> [What the task asks] Reproduce the listing below word for word, leaving out any pictures.

━━ Supplied records ━━

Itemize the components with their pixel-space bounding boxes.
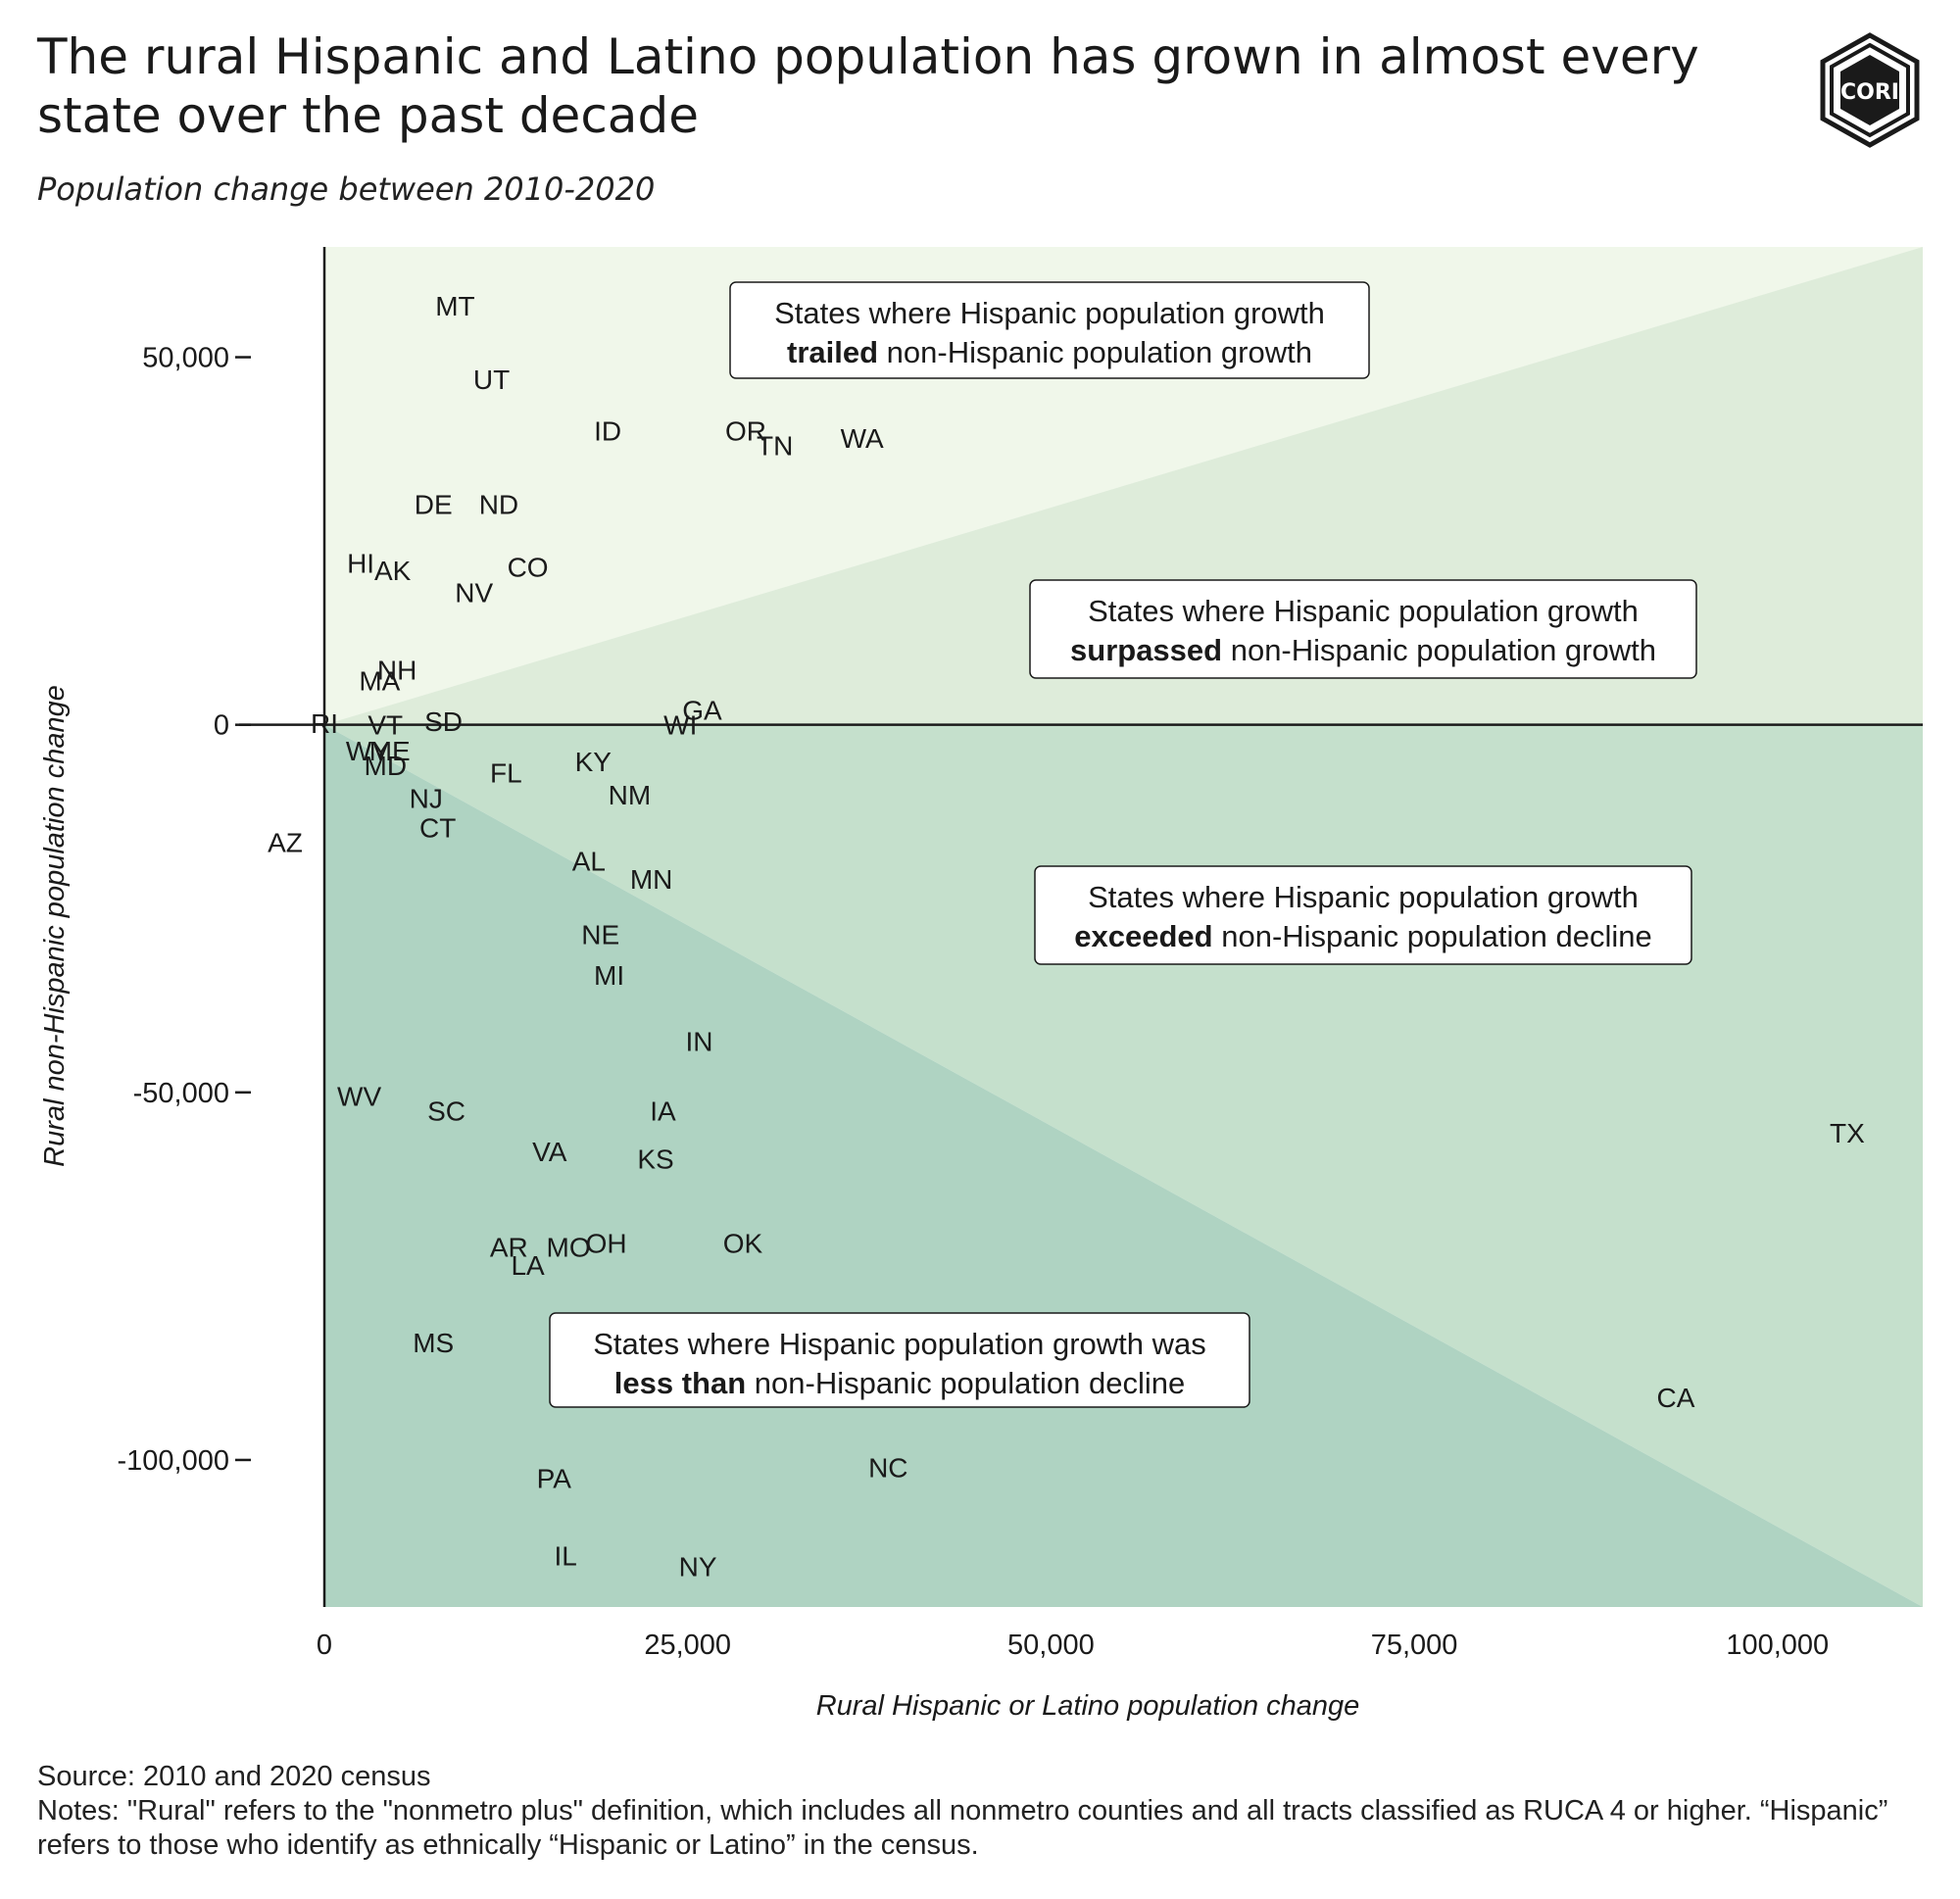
annotation-box: States where Hispanic population growth e… <box>1034 865 1692 965</box>
annotation-line-2: trailed non-Hispanic population growth <box>787 335 1312 369</box>
state-label: OK <box>723 1229 763 1259</box>
state-label: NE <box>581 920 619 950</box>
x-tick-label: 75,000 <box>1371 1630 1458 1661</box>
x-tick-label: 0 <box>317 1630 332 1661</box>
y-tick-label: -100,000 <box>118 1445 230 1477</box>
state-label: OR <box>725 416 766 447</box>
state-label: HI <box>347 549 374 579</box>
state-label: GA <box>682 696 722 726</box>
state-label: NV <box>455 578 493 609</box>
state-label: SD <box>424 706 463 737</box>
state-label: AZ <box>268 828 303 858</box>
state-label: WY <box>346 736 390 766</box>
state-label: AR <box>490 1232 528 1262</box>
state-label: RI <box>311 708 338 739</box>
annotation-line-1: States where Hispanic population growth <box>774 296 1325 330</box>
state-label: VA <box>532 1137 567 1167</box>
y-tick-label: 50,000 <box>142 343 229 374</box>
state-label: DE <box>415 490 453 520</box>
logo-text: CORI <box>1840 80 1899 105</box>
state-label: NH <box>377 655 416 685</box>
state-label: MO <box>547 1232 591 1262</box>
cori-logo: CORI <box>1820 32 1920 148</box>
annotation-frame <box>1034 865 1692 965</box>
chart-subtitle: Population change between 2010-2020 <box>37 170 656 208</box>
x-axis-label: Rural Hispanic or Latino population chan… <box>816 1690 1360 1722</box>
annotation-box: States where Hispanic population growth t… <box>729 281 1370 379</box>
state-label: IN <box>686 1026 713 1056</box>
annotation-box: States where Hispanic population growth s… <box>1029 579 1697 679</box>
source-note: Source: 2010 and 2020 census <box>37 1761 431 1792</box>
state-label: MD <box>365 751 408 781</box>
annotation-rest: non-Hispanic population growth <box>878 335 1312 369</box>
scatter-chart: 50,000 0 -50,000 -100,000 0 25,000 50,000 75,00… <box>39 247 1923 1722</box>
x-tick-label: 100,000 <box>1726 1630 1829 1661</box>
annotation-bold-term: less than <box>614 1366 746 1400</box>
y-tick-label: -50,000 <box>133 1078 229 1109</box>
state-label: TX <box>1830 1118 1865 1148</box>
annotation-bold-term: exceeded <box>1074 919 1212 953</box>
state-label: MS <box>413 1328 454 1358</box>
state-label: CT <box>419 813 456 844</box>
annotation-rest: non-Hispanic population growth <box>1222 633 1656 667</box>
annotation-frame <box>1029 579 1697 679</box>
annotation-rest: non-Hispanic population decline <box>1213 919 1652 953</box>
state-label: WV <box>337 1082 381 1112</box>
tick-labels: 50,000 0 -50,000 -100,000 0 25,000 50,000 75,00… <box>118 343 1830 1661</box>
state-label: CA <box>1656 1383 1694 1413</box>
footer: Source: 2010 and 2020 census Notes: "Rur… <box>37 1760 1929 1863</box>
state-label: IA <box>650 1096 676 1127</box>
annotation-box: States where Hispanic population growth … <box>549 1312 1250 1408</box>
state-label: MN <box>630 864 673 895</box>
annotation-line-1: States where Hispanic population growth <box>1088 594 1639 628</box>
state-label: ND <box>479 490 518 520</box>
state-label: NY <box>679 1552 717 1582</box>
definition-note: Notes: "Rural" refers to the "nonmetro p… <box>37 1795 1888 1861</box>
annotation-frame <box>549 1312 1250 1408</box>
chart-title: The rural Hispanic and Latino population… <box>37 28 1699 144</box>
state-label: NJ <box>410 784 443 814</box>
state-label: FL <box>490 757 522 788</box>
state-label: SC <box>427 1096 466 1127</box>
annotation-frame <box>729 281 1370 379</box>
state-label: VT <box>368 710 403 741</box>
state-label: MI <box>594 960 624 991</box>
state-label: OH <box>586 1229 627 1259</box>
state-label: MT <box>435 291 474 321</box>
x-tick-label: 25,000 <box>644 1630 731 1661</box>
state-label: PA <box>537 1464 572 1494</box>
state-label: ID <box>594 416 621 447</box>
y-tick-label: 0 <box>214 710 229 742</box>
state-label: LA <box>511 1250 545 1281</box>
state-label: WA <box>841 423 884 454</box>
state-label: TN <box>757 431 793 462</box>
state-label: CO <box>508 552 549 582</box>
annotation-rest: non-Hispanic population decline <box>746 1366 1185 1400</box>
state-label: NC <box>868 1452 907 1483</box>
state-label: AK <box>374 556 412 586</box>
x-tick-label: 50,000 <box>1007 1630 1095 1661</box>
state-label: AL <box>572 846 606 876</box>
annotation-line-2: surpassed non-Hispanic population growth <box>1070 633 1656 667</box>
annotation-bold-term: trailed <box>787 335 878 369</box>
state-label: MA <box>359 666 400 697</box>
state-label: IL <box>554 1540 576 1571</box>
y-axis-label: Rural non-Hispanic population change <box>39 685 71 1167</box>
annotation-line-1: States where Hispanic population growth <box>1088 880 1639 914</box>
annotation-line-2: exceeded non-Hispanic population decline <box>1074 919 1651 953</box>
region-annotations: States where Hispanic population growth t… <box>549 281 1697 1408</box>
annotation-line-2: less than non-Hispanic population declin… <box>614 1366 1185 1400</box>
state-label: NM <box>609 780 652 810</box>
state-label: WI <box>663 710 697 741</box>
state-label: KS <box>637 1144 673 1174</box>
state-label: KY <box>575 747 612 777</box>
axes <box>239 247 1923 1607</box>
state-label: ME <box>369 736 411 766</box>
annotation-line-1: States where Hispanic population growth … <box>593 1327 1206 1361</box>
state-label: UT <box>473 365 510 395</box>
annotation-bold-term: surpassed <box>1070 633 1222 667</box>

━━━

> [Worked solution]
Itemize the components with their pixel-space bounding boxes.
annotation-box: States where Hispanic population growth e… <box>1034 865 1692 965</box>
annotation-line-2: trailed non-Hispanic population growth <box>787 335 1312 369</box>
state-label: OK <box>723 1229 763 1259</box>
state-label: NE <box>581 920 619 950</box>
x-tick-label: 75,000 <box>1371 1630 1458 1661</box>
x-tick-label: 0 <box>317 1630 332 1661</box>
y-tick-label: -100,000 <box>118 1445 230 1477</box>
state-label: OR <box>725 416 766 447</box>
state-label: HI <box>347 549 374 579</box>
state-label: GA <box>682 696 722 726</box>
state-label: NV <box>455 578 493 609</box>
state-label: SD <box>424 706 463 737</box>
state-label: AZ <box>268 828 303 858</box>
state-label: WY <box>346 736 390 766</box>
state-label: AR <box>490 1232 528 1262</box>
state-label: RI <box>311 708 338 739</box>
annotation-line-1: States where Hispanic population growth <box>774 296 1325 330</box>
state-label: VA <box>532 1137 567 1167</box>
y-tick-label: 50,000 <box>142 343 229 374</box>
state-label: DE <box>415 490 453 520</box>
logo-text: CORI <box>1840 80 1899 105</box>
state-label: NH <box>377 655 416 685</box>
state-label: MO <box>547 1232 591 1262</box>
cori-logo: CORI <box>1820 32 1920 148</box>
annotation-frame <box>1034 865 1692 965</box>
chart-subtitle: Population change between 2010-2020 <box>37 170 656 208</box>
x-axis-label: Rural Hispanic or Latino population chan… <box>816 1690 1360 1722</box>
annotation-box: States where Hispanic population growth t… <box>729 281 1370 379</box>
state-label: IN <box>686 1026 713 1056</box>
annotation-box: States where Hispanic population growth s… <box>1029 579 1697 679</box>
source-note: Source: 2010 and 2020 census <box>37 1761 431 1792</box>
state-label: MD <box>365 751 408 781</box>
annotation-rest: non-Hispanic population growth <box>878 335 1312 369</box>
scatter-chart: 50,000 0 -50,000 -100,000 0 25,000 50,000 75,00… <box>39 247 1923 1722</box>
x-tick-label: 100,000 <box>1726 1630 1829 1661</box>
annotation-bold-term: less than <box>614 1366 746 1400</box>
y-tick-label: -50,000 <box>133 1078 229 1109</box>
state-label: TX <box>1830 1118 1865 1148</box>
annotation-bold-term: exceeded <box>1074 919 1212 953</box>
state-label: MS <box>413 1328 454 1358</box>
state-label: CT <box>419 813 456 844</box>
annotation-rest: non-Hispanic population growth <box>1222 633 1656 667</box>
annotation-frame <box>1029 579 1697 679</box>
annotation-rest: non-Hispanic population decline <box>1213 919 1652 953</box>
state-label: WV <box>337 1082 381 1112</box>
tick-labels: 50,000 0 -50,000 -100,000 0 25,000 50,000 75,00… <box>118 343 1830 1661</box>
state-label: CA <box>1656 1383 1694 1413</box>
footer: Source: 2010 and 2020 census Notes: "Rur… <box>37 1760 1929 1863</box>
state-label: IA <box>650 1096 676 1127</box>
annotation-box: States where Hispanic population growth … <box>549 1312 1250 1408</box>
state-label: MN <box>630 864 673 895</box>
annotation-line-1: States where Hispanic population growth <box>1088 594 1639 628</box>
state-label: ND <box>479 490 518 520</box>
state-label: NY <box>679 1552 717 1582</box>
definition-note: Notes: "Rural" refers to the "nonmetro p… <box>37 1795 1888 1861</box>
annotation-frame <box>549 1312 1250 1408</box>
chart-title: The rural Hispanic and Latino population… <box>37 28 1699 144</box>
state-label: NJ <box>410 784 443 814</box>
state-label: FL <box>490 757 522 788</box>
state-label: SC <box>427 1096 466 1127</box>
annotation-frame <box>729 281 1370 379</box>
state-label: VT <box>368 710 403 741</box>
state-label: MI <box>594 960 624 991</box>
state-label: OH <box>586 1229 627 1259</box>
state-label: MT <box>435 291 474 321</box>
x-tick-label: 25,000 <box>644 1630 731 1661</box>
state-label: PA <box>537 1464 572 1494</box>
state-label: ID <box>594 416 621 447</box>
y-tick-label: 0 <box>214 710 229 742</box>
state-label: LA <box>511 1250 545 1281</box>
state-label: WA <box>841 423 884 454</box>
state-label: TN <box>757 431 793 462</box>
state-label: CO <box>508 552 549 582</box>
annotation-rest: non-Hispanic population decline <box>746 1366 1185 1400</box>
state-label: NC <box>868 1452 907 1483</box>
state-label: AK <box>374 556 412 586</box>
x-tick-label: 50,000 <box>1007 1630 1095 1661</box>
state-label: AL <box>572 846 606 876</box>
annotation-line-2: surpassed non-Hispanic population growth <box>1070 633 1656 667</box>
annotation-bold-term: trailed <box>787 335 878 369</box>
state-label: MA <box>359 666 400 697</box>
state-label: IL <box>554 1540 576 1571</box>
y-axis-label: Rural non-Hispanic population change <box>39 685 71 1167</box>
annotation-line-1: States where Hispanic population growth <box>1088 880 1639 914</box>
annotation-line-2: exceeded non-Hispanic population decline <box>1074 919 1651 953</box>
region-annotations: States where Hispanic population growth t… <box>549 281 1697 1408</box>
annotation-line-2: less than non-Hispanic population declin… <box>614 1366 1185 1400</box>
state-label: NM <box>609 780 652 810</box>
state-label: WI <box>663 710 697 741</box>
state-label: KS <box>637 1144 673 1174</box>
state-label: KY <box>575 747 612 777</box>
axes <box>239 247 1923 1607</box>
state-label: ME <box>369 736 411 766</box>
annotation-line-1: States where Hispanic population growth … <box>593 1327 1206 1361</box>
state-label: UT <box>473 365 510 395</box>
annotation-bold-term: surpassed <box>1070 633 1222 667</box>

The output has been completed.